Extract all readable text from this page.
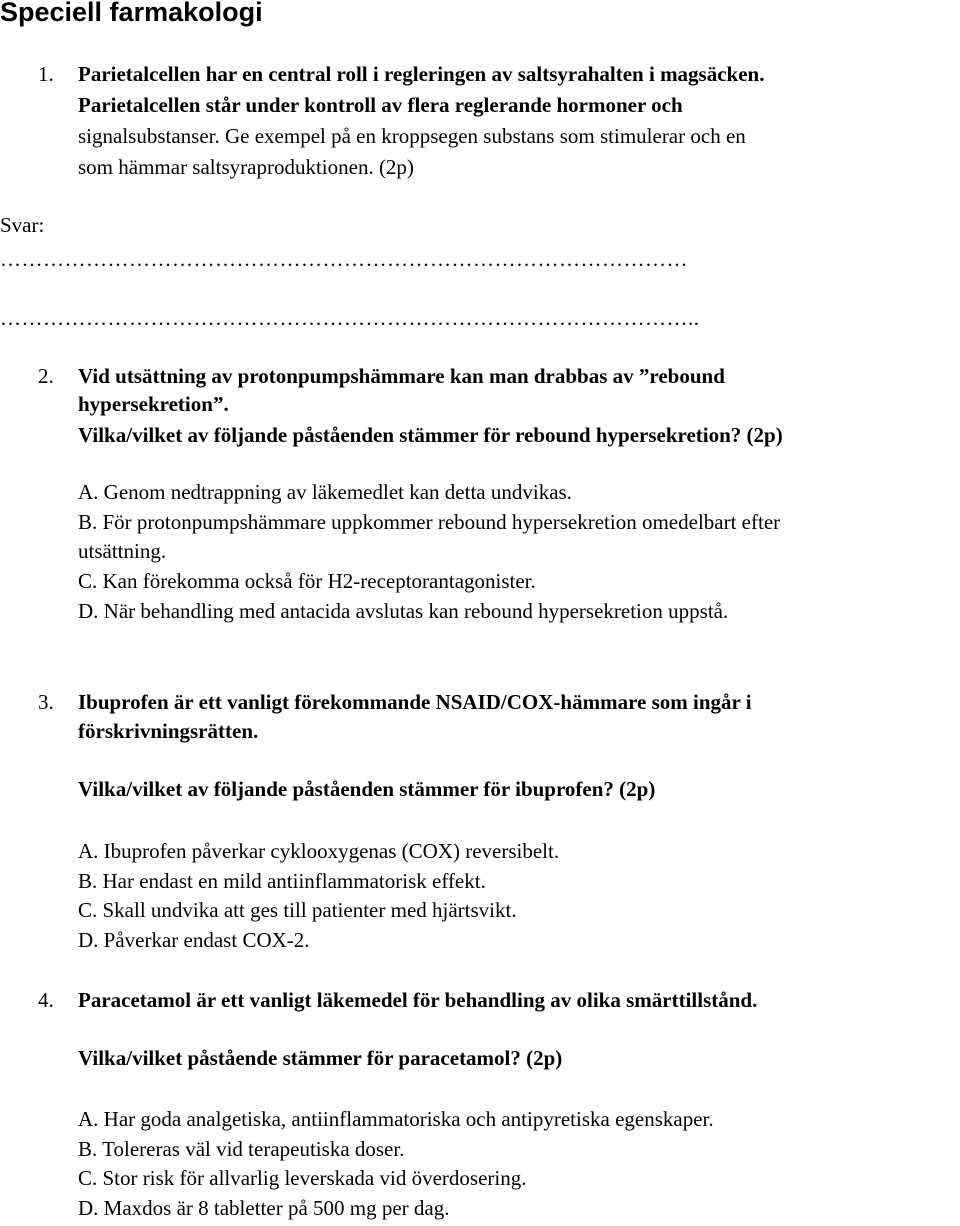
Speciell farmakologi
1. Parietalcellen har en central roll i regleringen av saltsyrahalten i magsäcken.
Parietalcellen står under kontroll av flera reglerande hormoner och
signalsubstanser. Ge exempel på en kroppsegen substans som stimulerar och en
som hämmar saltsyraproduktionen. (2p)
Svar:
……………………………………………………………………………………
……………………………………………………………………………………..
2. Vid utsättning av protonpumpshämmare kan man drabbas av ”rebound
hypersekretion”.
Vilka/vilket av följande påståenden stämmer för rebound hypersekretion? (2p)
A. Genom nedtrappning av läkemedlet kan detta undvikas.
B. För protonpumpshämmare uppkommer rebound hypersekretion omedelbart efter
utsättning.
C. Kan förekomma också för H2-receptorantagonister.
D. När behandling med antacida avslutas kan rebound hypersekretion uppstå.
3. Ibuprofen är ett vanligt förekommande NSAID/COX-hämmare som ingår i
förskrivningsrätten.
Vilka/vilket av följande påståenden stämmer för ibuprofen? (2p)
A. Ibuprofen påverkar cyklooxygenas (COX) reversibelt.
B. Har endast en mild antiinflammatorisk effekt.
C. Skall undvika att ges till patienter med hjärtsvikt.
D. Påverkar endast COX-2.
4. Paracetamol är ett vanligt läkemedel för behandling av olika smärttillstånd.
Vilka/vilket påstående stämmer för paracetamol? (2p)
A. Har goda analgetiska, antiinflammatoriska och antipyretiska egenskaper.
B. Tolereras väl vid terapeutiska doser.
C. Stor risk för allvarlig leverskada vid överdosering.
D. Maxdos är 8 tabletter på 500 mg per dag.
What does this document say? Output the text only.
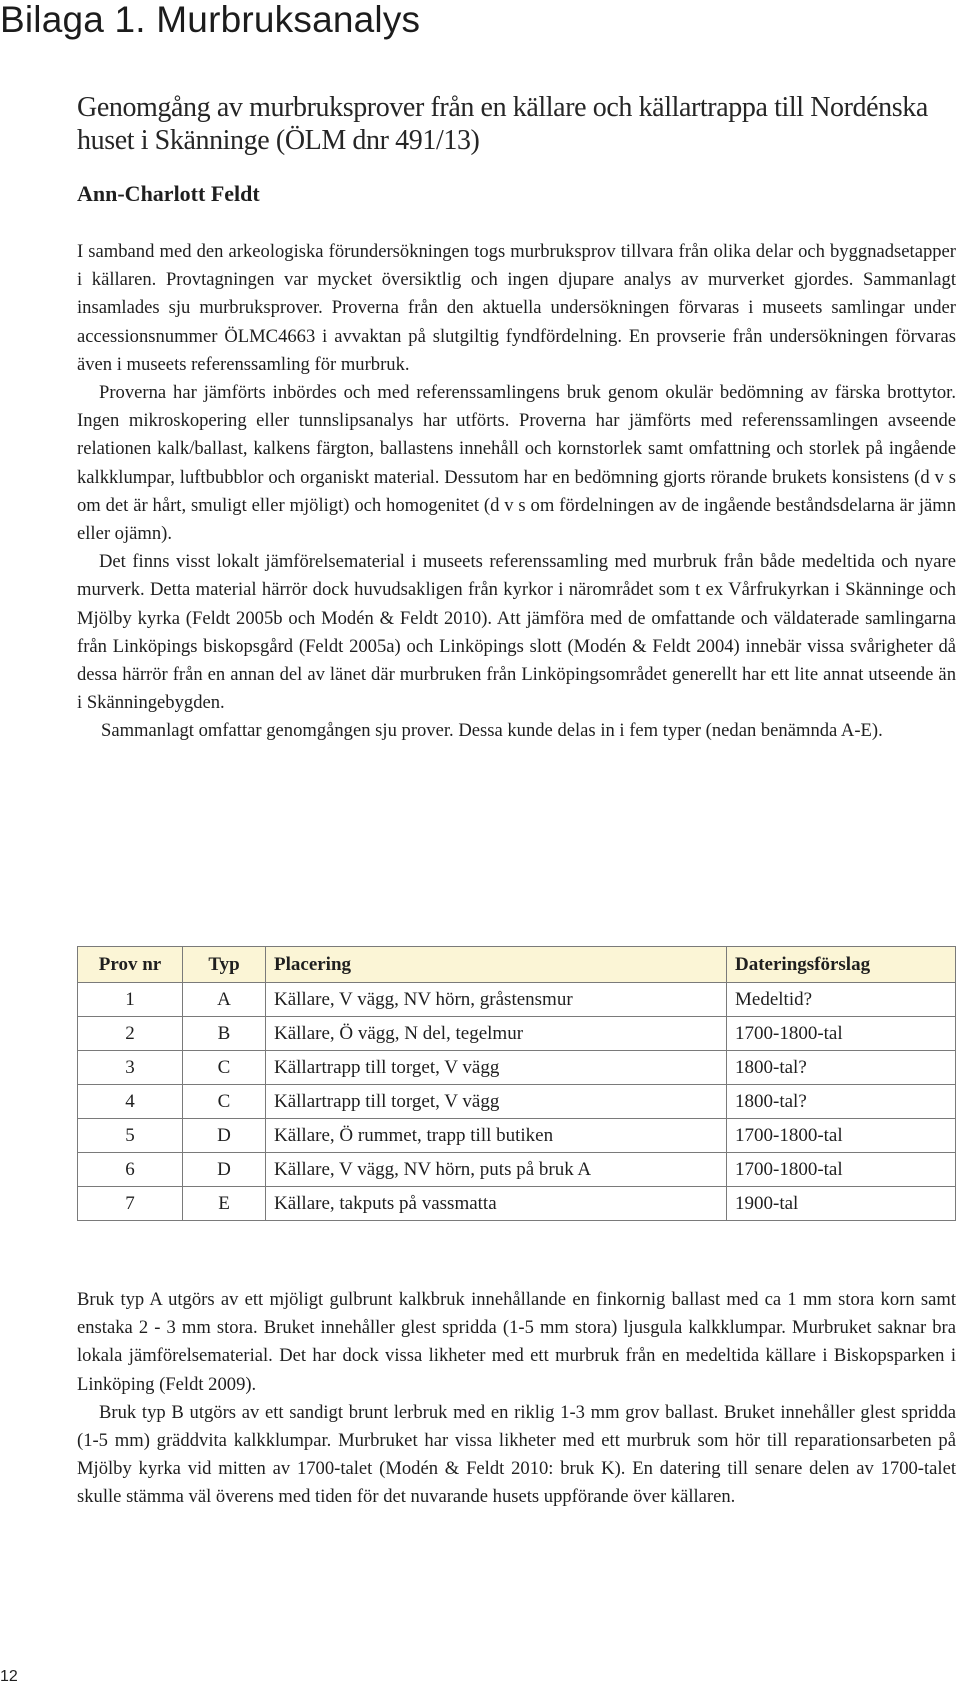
Bilaga 1. Murbruksanalys
Genomgång av murbruksprover från en källare och källartrappa till Nordénska huset i Skänninge (ÖLM dnr 491/13)
Ann-Charlott Feldt

I samband med den arkeologiska förundersökningen togs murbruksprov tillvara från olika delar och byggnadsetapper i källaren. Provtagningen var mycket översiktlig och ingen djupare analys av murverket gjordes. Sammanlagt insamlades sju murbruksprover. Proverna från den aktuella undersökningen förvaras i museets samlingar under accessionsnummer ÖLMC4663 i avvaktan på slutgiltig fyndfördelning. En provserie från undersökningen förvaras även i museets referenssamling för murbruk.

Proverna har jämförts inbördes och med referenssamlingens bruk genom okulär bedömning av färska brottytor. Ingen mikroskopering eller tunnslipsanalys har utförts. Proverna har jämförts med referenssamlingen avseende relationen kalk/ballast, kalkens färgton, ballastens innehåll och kornstorlek samt omfattning och storlek på ingående kalkklumpar, luftbubblor och organiskt material. Dessutom har en bedömning gjorts rörande brukets konsistens (d v s om det är hårt, smuligt eller mjöligt) och homogenitet (d v s om fördelningen av de ingående beståndsdelarna är jämn eller ojämn).

Det finns visst lokalt jämförelsematerial i museets referenssamling med murbruk från både medeltida och nyare murverk. Detta material härrör dock huvudsakligen från kyrkor i närområdet som t ex Vårfrukyrkan i Skänninge och Mjölby kyrka (Feldt 2005b och Modén & Feldt 2010). Att jämföra med de omfattande och väldaterade samlingarna från Linköpings biskopsgård (Feldt 2005a) och Linköpings slott (Modén & Feldt 2004) innebär vissa svårigheter då dessa härrör från en annan del av länet där murbruken från Linköpingsområdet generellt har ett lite annat utseende än i Skänningebygden.

Sammanlagt omfattar genomgången sju prover. Dessa kunde delas in i fem typer (nedan benämnda A-E).

Prov nr	Typ	Placering	Dateringsförslag
1	A	Källare, V vägg, NV hörn, gråstensmur	Medeltid?
2	B	Källare, Ö vägg, N del, tegelmur	1700-1800-tal
3	C	Källartrapp till torget, V vägg	1800-tal?
4	C	Källartrapp till torget, V vägg	1800-tal?
5	D	Källare, Ö rummet, trapp till butiken	1700-1800-tal
6	D	Källare, V vägg, NV hörn, puts på bruk A	1700-1800-tal
7	E	Källare, takputs på vassmatta	1900-tal

Bruk typ A utgörs av ett mjöligt gulbrunt kalkbruk innehållande en finkornig ballast med ca 1 mm stora korn samt enstaka 2 - 3 mm stora. Bruket innehåller glest spridda (1-5 mm stora) ljusgula kalkklumpar. Murbruket saknar bra lokala jämförelsematerial. Det har dock vissa likheter med ett murbruk från en medeltida källare i Biskopsparken i Linköping (Feldt 2009).

Bruk typ B utgörs av ett sandigt brunt lerbruk med en riklig 1-3 mm grov ballast. Bruket innehåller glest spridda (1-5 mm) gräddvita kalkklumpar. Murbruket har vissa likheter med ett murbruk som hör till reparationsarbeten på Mjölby kyrka vid mitten av 1700-talet (Modén & Feldt 2010: bruk K). En datering till senare delen av 1700-talet skulle stämma väl överens med tiden för det nuvarande husets uppförande över källaren.

12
════════════════
Task to carry out: If an entry contains a picture, leave it out and repeat the rest exactly.

Exercise result:
Extract all readable text from this page.
Speciell farmakologi
1. Parietalcellen har en central roll i regleringen av saltsyrahalten i magsäcken.
Parietalcellen står under kontroll av flera reglerande hormoner och
signalsubstanser. Ge exempel på en kroppsegen substans som stimulerar och en
som hämmar saltsyraproduktionen. (2p)
Svar:
……………………………………………………………………………………
……………………………………………………………………………………..
2. Vid utsättning av protonpumpshämmare kan man drabbas av ”rebound
hypersekretion”.
Vilka/vilket av följande påståenden stämmer för rebound hypersekretion? (2p)
A. Genom nedtrappning av läkemedlet kan detta undvikas.
B. För protonpumpshämmare uppkommer rebound hypersekretion omedelbart efter
utsättning.
C. Kan förekomma också för H2-receptorantagonister.
D. När behandling med antacida avslutas kan rebound hypersekretion uppstå.
3. Ibuprofen är ett vanligt förekommande NSAID/COX-hämmare som ingår i
förskrivningsrätten.
Vilka/vilket av följande påståenden stämmer för ibuprofen? (2p)
A. Ibuprofen påverkar cyklooxygenas (COX) reversibelt.
B. Har endast en mild antiinflammatorisk effekt.
C. Skall undvika att ges till patienter med hjärtsvikt.
D. Påverkar endast COX-2.
4. Paracetamol är ett vanligt läkemedel för behandling av olika smärttillstånd.
Vilka/vilket påstående stämmer för paracetamol? (2p)
A. Har goda analgetiska, antiinflammatoriska och antipyretiska egenskaper.
B. Tolereras väl vid terapeutiska doser.
C. Stor risk för allvarlig leverskada vid överdosering.
D. Maxdos är 8 tabletter på 500 mg per dag.
What does this document say? Output the text only.
Bilaga 1. Murbruksanalys
Genomgång av murbruksprover från en källare och källartrappa till Nordénska huset i Skänninge (ÖLM dnr 491/13)
Ann-Charlott Feldt

I samband med den arkeologiska förundersökningen togs murbruksprov tillvara från olika delar och byggnadsetapper i källaren. Provtagningen var mycket översiktlig och ingen djupare analys av murverket gjordes. Sammanlagt insamlades sju murbruksprover. Proverna från den aktuella undersökningen förvaras i museets samlingar under accessionsnummer ÖLMC4663 i avvaktan på slutgiltig fyndfördelning. En provserie från undersökningen förvaras även i museets referenssamling för murbruk.

Proverna har jämförts inbördes och med referenssamlingens bruk genom okulär bedömning av färska brottytor. Ingen mikroskopering eller tunnslipsanalys har utförts. Proverna har jämförts med referenssamlingen avseende relationen kalk/ballast, kalkens färgton, ballastens innehåll och kornstorlek samt omfattning och storlek på ingående kalkklumpar, luftbubblor och organiskt material. Dessutom har en bedömning gjorts rörande brukets konsistens (d v s om det är hårt, smuligt eller mjöligt) och homogenitet (d v s om fördelningen av de ingående beståndsdelarna är jämn eller ojämn).

Det finns visst lokalt jämförelsematerial i museets referenssamling med murbruk från både medeltida och nyare murverk. Detta material härrör dock huvudsakligen från kyrkor i närområdet som t ex Vårfrukyrkan i Skänninge och Mjölby kyrka (Feldt 2005b och Modén & Feldt 2010). Att jämföra med de omfattande och väldaterade samlingarna från Linköpings biskopsgård (Feldt 2005a) och Linköpings slott (Modén & Feldt 2004) innebär vissa svårigheter då dessa härrör från en annan del av länet där murbruken från Linköpingsområdet generellt har ett lite annat utseende än i Skänningebygden.

Sammanlagt omfattar genomgången sju prover. Dessa kunde delas in i fem typer (nedan benämnda A-E).

Prov nr	Typ	Placering	Dateringsförslag
1	A	Källare, V vägg, NV hörn, gråstensmur	Medeltid?
2	B	Källare, Ö vägg, N del, tegelmur	1700-1800-tal
3	C	Källartrapp till torget, V vägg	1800-tal?
4	C	Källartrapp till torget, V vägg	1800-tal?
5	D	Källare, Ö rummet, trapp till butiken	1700-1800-tal
6	D	Källare, V vägg, NV hörn, puts på bruk A	1700-1800-tal
7	E	Källare, takputs på vassmatta	1900-tal

Bruk typ A utgörs av ett mjöligt gulbrunt kalkbruk innehållande en finkornig ballast med ca 1 mm stora korn samt enstaka 2 - 3 mm stora. Bruket innehåller glest spridda (1-5 mm stora) ljusgula kalkklumpar. Murbruket saknar bra lokala jämförelsematerial. Det har dock vissa likheter med ett murbruk från en medeltida källare i Biskopsparken i Linköping (Feldt 2009).

Bruk typ B utgörs av ett sandigt brunt lerbruk med en riklig 1-3 mm grov ballast. Bruket innehåller glest spridda (1-5 mm) gräddvita kalkklumpar. Murbruket har vissa likheter med ett murbruk som hör till reparationsarbeten på Mjölby kyrka vid mitten av 1700-talet (Modén & Feldt 2010: bruk K). En datering till senare delen av 1700-talet skulle stämma väl överens med tiden för det nuvarande husets uppförande över källaren.

12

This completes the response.